→ **AIM**
Go through the entries one line at a time, and gather every line that has the word "AppManagementControl".

Stored data entries
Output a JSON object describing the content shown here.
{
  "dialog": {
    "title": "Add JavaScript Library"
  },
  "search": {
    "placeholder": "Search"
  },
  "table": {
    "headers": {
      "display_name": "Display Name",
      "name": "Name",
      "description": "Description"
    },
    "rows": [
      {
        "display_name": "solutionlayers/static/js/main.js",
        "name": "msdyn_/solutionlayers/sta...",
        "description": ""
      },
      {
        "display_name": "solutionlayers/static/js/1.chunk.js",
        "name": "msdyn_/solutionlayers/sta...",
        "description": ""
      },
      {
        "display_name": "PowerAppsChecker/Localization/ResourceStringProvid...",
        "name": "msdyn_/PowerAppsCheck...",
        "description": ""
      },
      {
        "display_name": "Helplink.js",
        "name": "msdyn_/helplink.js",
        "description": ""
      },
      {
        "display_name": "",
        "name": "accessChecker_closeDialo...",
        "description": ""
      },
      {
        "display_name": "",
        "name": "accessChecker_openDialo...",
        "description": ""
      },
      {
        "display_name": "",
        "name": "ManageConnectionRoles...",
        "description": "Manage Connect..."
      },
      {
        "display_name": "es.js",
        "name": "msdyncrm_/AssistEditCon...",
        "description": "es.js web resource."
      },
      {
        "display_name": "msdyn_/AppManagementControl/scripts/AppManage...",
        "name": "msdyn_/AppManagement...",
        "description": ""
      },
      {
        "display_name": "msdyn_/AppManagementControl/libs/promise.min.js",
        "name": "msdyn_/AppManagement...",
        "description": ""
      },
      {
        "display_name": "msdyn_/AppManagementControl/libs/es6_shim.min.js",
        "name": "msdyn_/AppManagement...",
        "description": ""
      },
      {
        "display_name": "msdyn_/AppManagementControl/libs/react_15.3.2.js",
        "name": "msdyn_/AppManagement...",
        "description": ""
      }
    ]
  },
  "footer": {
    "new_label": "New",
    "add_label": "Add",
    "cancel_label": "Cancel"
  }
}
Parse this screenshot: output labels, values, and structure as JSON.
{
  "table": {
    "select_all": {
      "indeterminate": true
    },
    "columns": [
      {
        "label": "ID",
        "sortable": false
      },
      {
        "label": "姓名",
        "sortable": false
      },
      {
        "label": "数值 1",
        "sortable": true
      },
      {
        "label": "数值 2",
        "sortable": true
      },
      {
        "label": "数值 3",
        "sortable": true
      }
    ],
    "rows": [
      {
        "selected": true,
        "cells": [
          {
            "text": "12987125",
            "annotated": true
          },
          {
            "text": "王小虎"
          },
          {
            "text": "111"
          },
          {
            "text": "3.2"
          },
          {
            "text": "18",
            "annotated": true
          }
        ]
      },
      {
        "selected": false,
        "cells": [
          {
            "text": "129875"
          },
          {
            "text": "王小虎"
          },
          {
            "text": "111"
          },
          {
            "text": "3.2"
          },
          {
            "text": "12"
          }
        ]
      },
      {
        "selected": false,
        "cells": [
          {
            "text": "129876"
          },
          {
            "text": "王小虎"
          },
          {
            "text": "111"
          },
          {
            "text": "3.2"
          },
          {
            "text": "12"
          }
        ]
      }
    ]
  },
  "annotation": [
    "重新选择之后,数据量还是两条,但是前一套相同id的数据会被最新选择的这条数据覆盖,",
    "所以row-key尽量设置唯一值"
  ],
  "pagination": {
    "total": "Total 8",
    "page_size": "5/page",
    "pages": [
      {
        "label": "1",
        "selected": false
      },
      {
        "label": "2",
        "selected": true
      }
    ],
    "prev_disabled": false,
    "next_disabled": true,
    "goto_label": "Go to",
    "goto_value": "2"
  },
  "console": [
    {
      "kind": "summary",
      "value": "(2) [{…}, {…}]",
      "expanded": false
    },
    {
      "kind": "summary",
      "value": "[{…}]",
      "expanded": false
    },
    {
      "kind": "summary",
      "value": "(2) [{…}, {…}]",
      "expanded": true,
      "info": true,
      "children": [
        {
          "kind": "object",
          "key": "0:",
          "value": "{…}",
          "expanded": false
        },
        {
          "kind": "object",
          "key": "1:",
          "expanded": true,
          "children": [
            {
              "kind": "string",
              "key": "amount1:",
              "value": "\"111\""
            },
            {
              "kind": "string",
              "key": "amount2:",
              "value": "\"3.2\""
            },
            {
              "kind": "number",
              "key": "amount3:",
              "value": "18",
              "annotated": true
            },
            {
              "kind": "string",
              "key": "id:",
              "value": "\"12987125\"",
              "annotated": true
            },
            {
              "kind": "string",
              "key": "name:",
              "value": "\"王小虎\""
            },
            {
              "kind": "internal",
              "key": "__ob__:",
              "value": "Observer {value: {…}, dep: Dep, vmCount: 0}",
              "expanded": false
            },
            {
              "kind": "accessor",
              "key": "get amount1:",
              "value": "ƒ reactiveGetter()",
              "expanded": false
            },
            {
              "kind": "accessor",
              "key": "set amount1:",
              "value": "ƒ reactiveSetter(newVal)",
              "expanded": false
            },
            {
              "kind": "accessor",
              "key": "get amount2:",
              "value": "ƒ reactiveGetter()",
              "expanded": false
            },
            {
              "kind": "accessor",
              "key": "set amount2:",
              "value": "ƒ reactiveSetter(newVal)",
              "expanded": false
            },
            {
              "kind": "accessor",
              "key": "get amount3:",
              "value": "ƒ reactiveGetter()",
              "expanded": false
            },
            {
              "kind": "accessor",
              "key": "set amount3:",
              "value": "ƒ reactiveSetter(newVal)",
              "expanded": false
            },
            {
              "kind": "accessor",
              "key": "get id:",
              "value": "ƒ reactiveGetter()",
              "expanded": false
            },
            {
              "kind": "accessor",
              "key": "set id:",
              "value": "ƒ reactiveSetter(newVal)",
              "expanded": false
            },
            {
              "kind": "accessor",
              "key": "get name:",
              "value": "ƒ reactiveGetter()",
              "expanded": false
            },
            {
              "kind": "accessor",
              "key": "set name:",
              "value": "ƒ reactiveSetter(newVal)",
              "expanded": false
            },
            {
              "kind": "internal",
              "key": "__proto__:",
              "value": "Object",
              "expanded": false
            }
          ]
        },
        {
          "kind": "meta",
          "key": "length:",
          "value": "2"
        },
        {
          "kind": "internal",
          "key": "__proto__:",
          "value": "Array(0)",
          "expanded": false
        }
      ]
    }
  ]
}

→ **THE REPLY**
        "display_name": "msdyn_/AppManagementControl/scripts/AppManage...",
        "display_name": "msdyn_/AppManagementControl/libs/promise.min.js",
        "display_name": "msdyn_/AppManagementControl/libs/es6_shim.min.js",
        "display_name": "msdyn_/AppManagementControl/libs/react_15.3.2.js",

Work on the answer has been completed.